== Written instruction ==
The entries below should be quoted exactly, with no pictures carried over.

Dataset entries on figures
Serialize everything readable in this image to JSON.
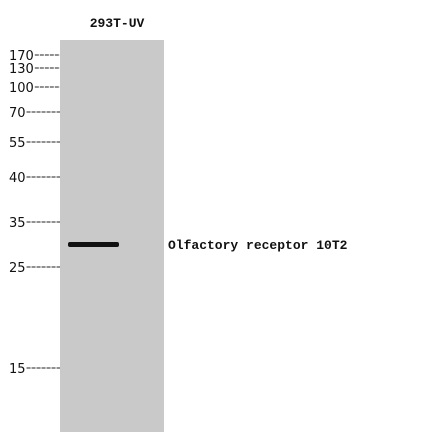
{
  "lane": {
    "label": "293T-UV"
  },
  "markers": [
    "170",
    "130",
    "100",
    "70",
    "55",
    "40",
    "35",
    "25",
    "15"
  ],
  "band": {
    "label": "Olfactory receptor 10T2"
  }
}
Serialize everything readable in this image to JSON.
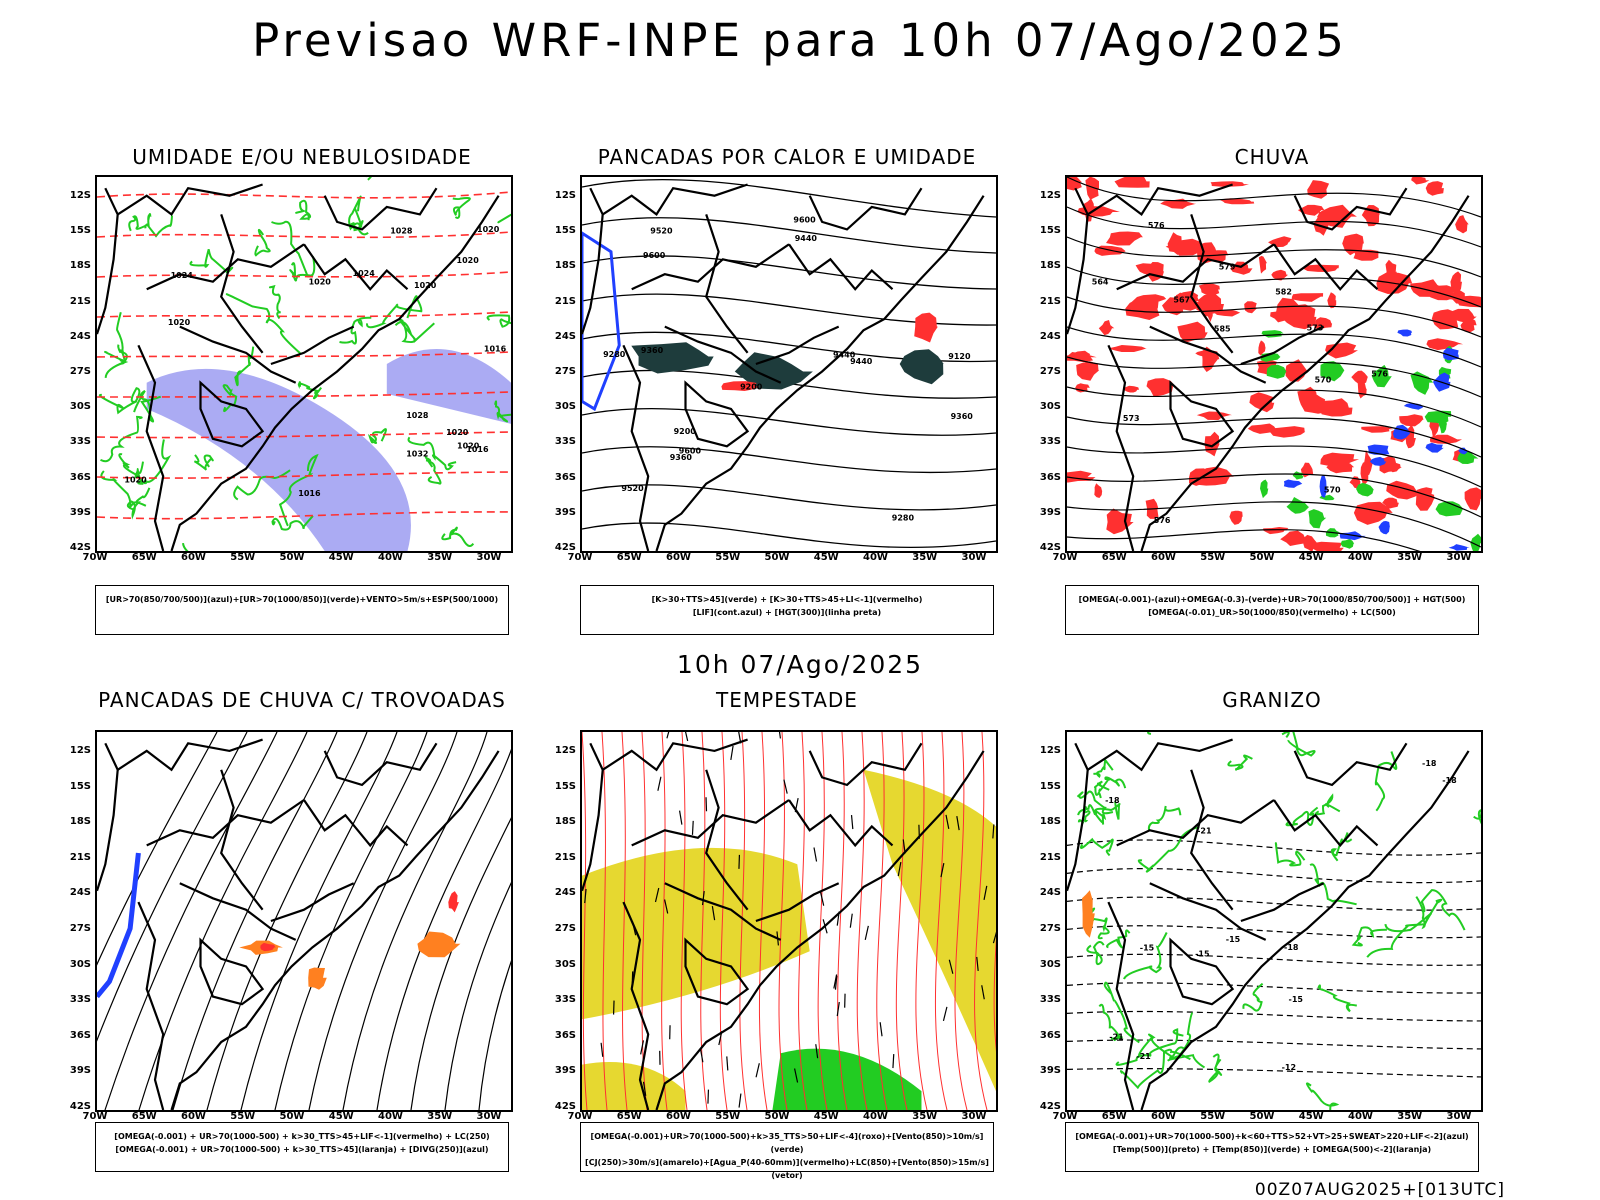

== Worked answer ==
Serialize everything readable in this image to JSON.
{
  "lane": {
    "label": "293T-UV"
  },
  "markers": [
    "170",
    "130",
    "100",
    "70",
    "55",
    "40",
    "35",
    "25",
    "15"
  ],
  "band": {
    "label": "Olfactory receptor 10T2"
  }
}
Serialize everything readable in this image to JSON.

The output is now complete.